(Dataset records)
_ _ _ _ _ _ _

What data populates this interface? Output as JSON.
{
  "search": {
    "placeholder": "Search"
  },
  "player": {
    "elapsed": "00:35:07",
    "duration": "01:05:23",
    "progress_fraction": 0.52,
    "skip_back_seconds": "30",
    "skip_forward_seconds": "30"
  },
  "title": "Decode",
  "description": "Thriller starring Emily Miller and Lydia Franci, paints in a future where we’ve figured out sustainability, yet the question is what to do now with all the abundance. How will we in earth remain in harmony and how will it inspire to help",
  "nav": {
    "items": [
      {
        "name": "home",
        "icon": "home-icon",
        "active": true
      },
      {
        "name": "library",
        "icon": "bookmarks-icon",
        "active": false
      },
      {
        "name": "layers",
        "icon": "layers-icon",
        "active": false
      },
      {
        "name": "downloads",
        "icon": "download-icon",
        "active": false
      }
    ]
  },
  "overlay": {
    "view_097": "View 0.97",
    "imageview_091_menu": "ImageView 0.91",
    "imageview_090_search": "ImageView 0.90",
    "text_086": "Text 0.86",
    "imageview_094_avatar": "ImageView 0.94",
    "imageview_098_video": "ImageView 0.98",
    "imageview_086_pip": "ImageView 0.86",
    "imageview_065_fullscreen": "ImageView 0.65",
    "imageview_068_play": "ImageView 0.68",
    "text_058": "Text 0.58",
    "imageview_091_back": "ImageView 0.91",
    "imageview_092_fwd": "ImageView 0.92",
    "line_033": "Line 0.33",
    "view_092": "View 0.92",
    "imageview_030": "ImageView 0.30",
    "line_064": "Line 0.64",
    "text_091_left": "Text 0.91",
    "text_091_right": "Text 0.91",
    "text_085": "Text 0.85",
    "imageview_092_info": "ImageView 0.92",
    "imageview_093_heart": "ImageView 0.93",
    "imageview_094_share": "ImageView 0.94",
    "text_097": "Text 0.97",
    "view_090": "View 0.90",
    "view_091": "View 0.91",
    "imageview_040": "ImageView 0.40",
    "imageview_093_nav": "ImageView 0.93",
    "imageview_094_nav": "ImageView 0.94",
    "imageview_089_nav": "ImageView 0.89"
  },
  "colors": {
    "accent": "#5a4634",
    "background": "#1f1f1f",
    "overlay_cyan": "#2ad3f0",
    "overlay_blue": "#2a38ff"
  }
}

_ _ _ _ _ _ _

▸ YOUR GOAL
Exactly as written, please output every entry.

▸ WRITTEN SOLUTION
What data populates this interface? Output as JSON.
{
  "search": {
    "placeholder": "Search"
  },
  "player": {
    "elapsed": "00:35:07",
    "duration": "01:05:23",
    "progress_fraction": 0.52,
    "skip_back_seconds": "30",
    "skip_forward_seconds": "30"
  },
  "title": "Decode",
  "description": "Thriller starring Emily Miller and Lydia Franci, paints in a future where we’ve figured out sustainability, yet the question is what to do now with all the abundance. How will we in earth remain in harmony and how will it inspire to help",
  "nav": {
    "items": [
      {
        "name": "home",
        "icon": "home-icon",
        "active": true
      },
      {
        "name": "library",
        "icon": "bookmarks-icon",
        "active": false
      },
      {
        "name": "layers",
        "icon": "layers-icon",
        "active": false
      },
      {
        "name": "downloads",
        "icon": "download-icon",
        "active": false
      }
    ]
  },
  "overlay": {
    "view_097": "View 0.97",
    "imageview_091_menu": "ImageView 0.91",
    "imageview_090_search": "ImageView 0.90",
    "text_086": "Text 0.86",
    "imageview_094_avatar": "ImageView 0.94",
    "imageview_098_video": "ImageView 0.98",
    "imageview_086_pip": "ImageView 0.86",
    "imageview_065_fullscreen": "ImageView 0.65",
    "imageview_068_play": "ImageView 0.68",
    "text_058": "Text 0.58",
    "imageview_091_back": "ImageView 0.91",
    "imageview_092_fwd": "ImageView 0.92",
    "line_033": "Line 0.33",
    "view_092": "View 0.92",
    "imageview_030": "ImageView 0.30",
    "line_064": "Line 0.64",
    "text_091_left": "Text 0.91",
    "text_091_right": "Text 0.91",
    "text_085": "Text 0.85",
    "imageview_092_info": "ImageView 0.92",
    "imageview_093_heart": "ImageView 0.93",
    "imageview_094_share": "ImageView 0.94",
    "text_097": "Text 0.97",
    "view_090": "View 0.90",
    "view_091": "View 0.91",
    "imageview_040": "ImageView 0.40",
    "imageview_093_nav": "ImageView 0.93",
    "imageview_094_nav": "ImageView 0.94",
    "imageview_089_nav": "ImageView 0.89"
  },
  "colors": {
    "accent": "#5a4634",
    "background": "#1f1f1f",
    "overlay_cyan": "#2ad3f0",
    "overlay_blue": "#2a38ff"
  }
}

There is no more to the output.